[WHAT TO WORK ON] Render the material again word for word, skipping the pictures in it.

[INFORMATION PROVIDED]

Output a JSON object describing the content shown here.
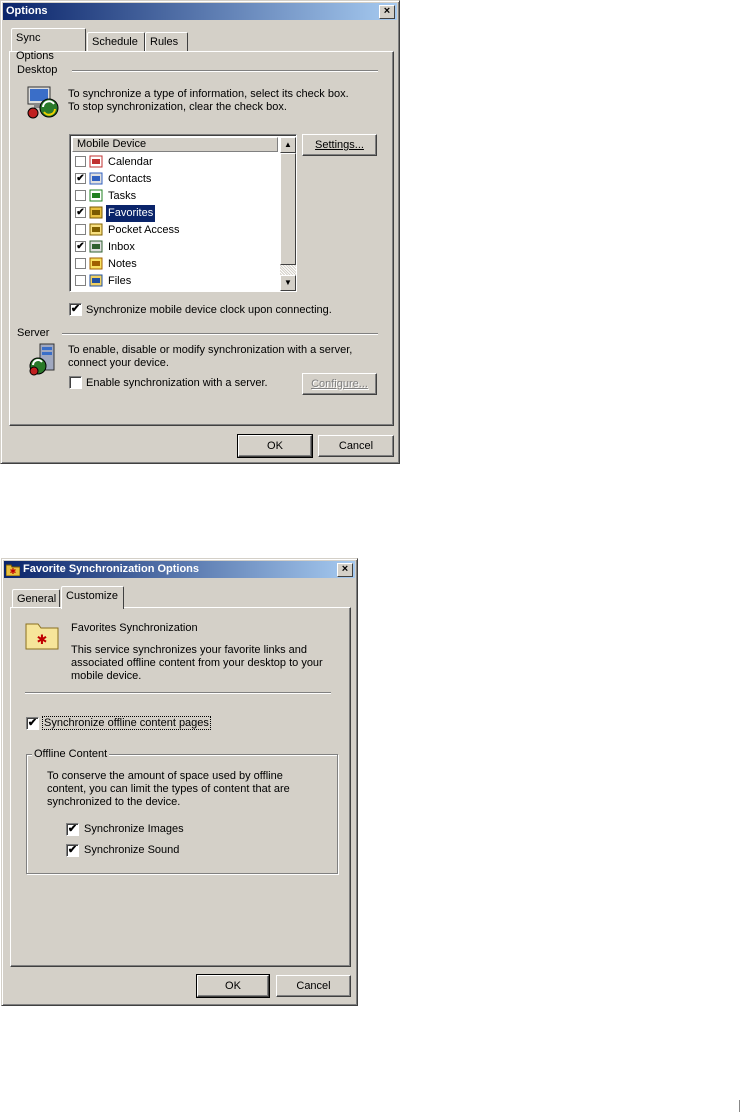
{
  "options_dialog": {
    "title": "Options",
    "close_glyph": "×",
    "tabs": [
      "Sync Options",
      "Schedule",
      "Rules"
    ],
    "desktop": {
      "group_label": "Desktop",
      "desc_line1": "To synchronize a type of information, select its check box.",
      "desc_line2": "To stop synchronization, clear the check box.",
      "icon": "desktop-sync-icon"
    },
    "list": {
      "header": "Mobile Device",
      "items": [
        {
          "label": "Calendar",
          "checked": false,
          "icon": "calendar-icon"
        },
        {
          "label": "Contacts",
          "checked": true,
          "icon": "contacts-icon"
        },
        {
          "label": "Tasks",
          "checked": false,
          "icon": "tasks-icon"
        },
        {
          "label": "Favorites",
          "checked": true,
          "icon": "favorites-icon",
          "selected": true
        },
        {
          "label": "Pocket Access",
          "checked": false,
          "icon": "pocket-access-icon"
        },
        {
          "label": "Inbox",
          "checked": true,
          "icon": "inbox-icon"
        },
        {
          "label": "Notes",
          "checked": false,
          "icon": "notes-icon"
        },
        {
          "label": "Files",
          "checked": false,
          "icon": "files-icon"
        }
      ]
    },
    "settings_btn": "Settings...",
    "clock_cb": {
      "label": "Synchronize mobile device clock upon connecting.",
      "checked": true
    },
    "server": {
      "group_label": "Server",
      "desc_line1": "To enable, disable or modify synchronization with a server,",
      "desc_line2": "connect your device.",
      "enable_cb": {
        "label": "Enable synchronization with a server.",
        "checked": false
      },
      "configure_btn": "Configure..."
    },
    "ok": "OK",
    "cancel": "Cancel"
  },
  "favorites_dialog": {
    "title": "Favorite Synchronization Options",
    "close_glyph": "×",
    "tabs": [
      "General",
      "Customize"
    ],
    "heading": "Favorites Synchronization",
    "desc_line1": "This service synchronizes your favorite links and",
    "desc_line2": "associated offline content from your desktop to your",
    "desc_line3": "mobile device.",
    "sync_offline_cb": {
      "label": "Synchronize offline content pages",
      "checked": true
    },
    "offline_group": {
      "label": "Offline Content",
      "desc_line1": "To conserve the amount of space used by offline",
      "desc_line2": "content, you can limit the types of content that are",
      "desc_line3": "synchronized to the device.",
      "images_cb": {
        "label": "Synchronize Images",
        "checked": true
      },
      "sound_cb": {
        "label": "Synchronize Sound",
        "checked": true
      }
    },
    "ok": "OK",
    "cancel": "Cancel"
  },
  "check_glyph": "✔"
}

[WRITTEN SOLUTION]
Output a JSON object describing the content shown here.
{
  "options_dialog": {
    "title": "Options",
    "close_glyph": "×",
    "tabs": [
      "Sync Options",
      "Schedule",
      "Rules"
    ],
    "desktop": {
      "group_label": "Desktop",
      "desc_line1": "To synchronize a type of information, select its check box.",
      "desc_line2": "To stop synchronization, clear the check box.",
      "icon": "desktop-sync-icon"
    },
    "list": {
      "header": "Mobile Device",
      "items": [
        {
          "label": "Calendar",
          "checked": false,
          "icon": "calendar-icon"
        },
        {
          "label": "Contacts",
          "checked": true,
          "icon": "contacts-icon"
        },
        {
          "label": "Tasks",
          "checked": false,
          "icon": "tasks-icon"
        },
        {
          "label": "Favorites",
          "checked": true,
          "icon": "favorites-icon",
          "selected": true
        },
        {
          "label": "Pocket Access",
          "checked": false,
          "icon": "pocket-access-icon"
        },
        {
          "label": "Inbox",
          "checked": true,
          "icon": "inbox-icon"
        },
        {
          "label": "Notes",
          "checked": false,
          "icon": "notes-icon"
        },
        {
          "label": "Files",
          "checked": false,
          "icon": "files-icon"
        }
      ]
    },
    "settings_btn": "Settings...",
    "clock_cb": {
      "label": "Synchronize mobile device clock upon connecting.",
      "checked": true
    },
    "server": {
      "group_label": "Server",
      "desc_line1": "To enable, disable or modify synchronization with a server,",
      "desc_line2": "connect your device.",
      "enable_cb": {
        "label": "Enable synchronization with a server.",
        "checked": false
      },
      "configure_btn": "Configure..."
    },
    "ok": "OK",
    "cancel": "Cancel"
  },
  "favorites_dialog": {
    "title": "Favorite Synchronization Options",
    "close_glyph": "×",
    "tabs": [
      "General",
      "Customize"
    ],
    "heading": "Favorites Synchronization",
    "desc_line1": "This service synchronizes your favorite links and",
    "desc_line2": "associated offline content from your desktop to your",
    "desc_line3": "mobile device.",
    "sync_offline_cb": {
      "label": "Synchronize offline content pages",
      "checked": true
    },
    "offline_group": {
      "label": "Offline Content",
      "desc_line1": "To conserve the amount of space used by offline",
      "desc_line2": "content, you can limit the types of content that are",
      "desc_line3": "synchronized to the device.",
      "images_cb": {
        "label": "Synchronize Images",
        "checked": true
      },
      "sound_cb": {
        "label": "Synchronize Sound",
        "checked": true
      }
    },
    "ok": "OK",
    "cancel": "Cancel"
  },
  "check_glyph": "✔"
}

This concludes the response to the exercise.